Task details
Select each line in the rows below that contains the string "icon".

Dataset records
###
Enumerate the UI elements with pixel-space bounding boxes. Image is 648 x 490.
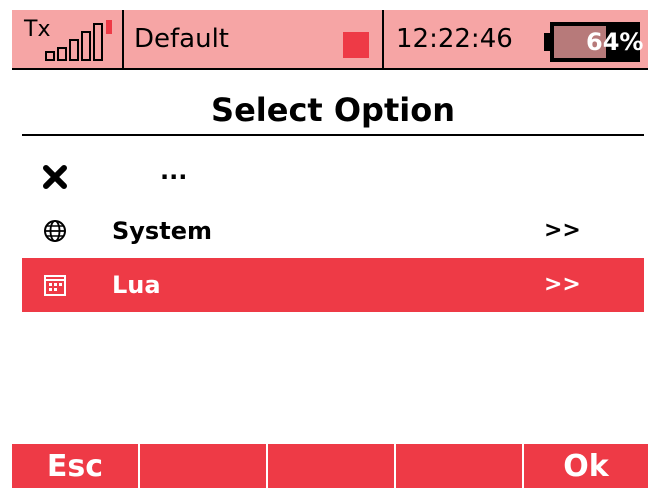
list-item-system[interactable]: System >> xyxy=(22,204,644,258)
status-bar: Tx Default 12:22:46 64% xyxy=(12,10,648,70)
battery-indicator: 64% xyxy=(544,22,644,62)
softkey-3[interactable] xyxy=(268,444,394,488)
list-item-label: System xyxy=(112,217,212,245)
esc-button[interactable]: Esc xyxy=(12,444,138,488)
submenu-arrow: >> xyxy=(544,218,581,243)
option-list: ... System >> Lua >> xyxy=(22,150,644,312)
list-item-back[interactable]: ... xyxy=(22,150,644,204)
status-divider xyxy=(382,10,384,68)
close-icon xyxy=(43,165,67,189)
clock: 12:22:46 xyxy=(396,24,513,54)
softkey-4[interactable] xyxy=(396,444,522,488)
signal-strength-icon xyxy=(45,20,112,61)
ok-button[interactable]: Ok xyxy=(524,444,648,488)
page-title: Select Option xyxy=(211,91,455,129)
title-divider xyxy=(22,134,644,136)
list-item-label: Lua xyxy=(112,271,161,299)
globe-icon xyxy=(44,220,66,242)
list-item-label: ... xyxy=(160,157,188,185)
submenu-arrow: >> xyxy=(544,272,581,297)
battery-percent: 64% xyxy=(586,28,644,56)
softkey-2[interactable] xyxy=(140,444,266,488)
calendar-grid-icon xyxy=(44,275,66,296)
model-name: Default xyxy=(134,24,229,54)
status-divider xyxy=(122,10,124,68)
softkey-bar: Esc Ok xyxy=(12,444,648,488)
status-indicator xyxy=(343,32,369,58)
list-item-lua[interactable]: Lua >> xyxy=(22,258,644,312)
###
Written solution
close-icon xyxy=(43,165,67,189)
signal-strength-icon xyxy=(45,20,112,61)
globe-icon xyxy=(44,220,66,242)
calendar-grid-icon xyxy=(44,275,66,296)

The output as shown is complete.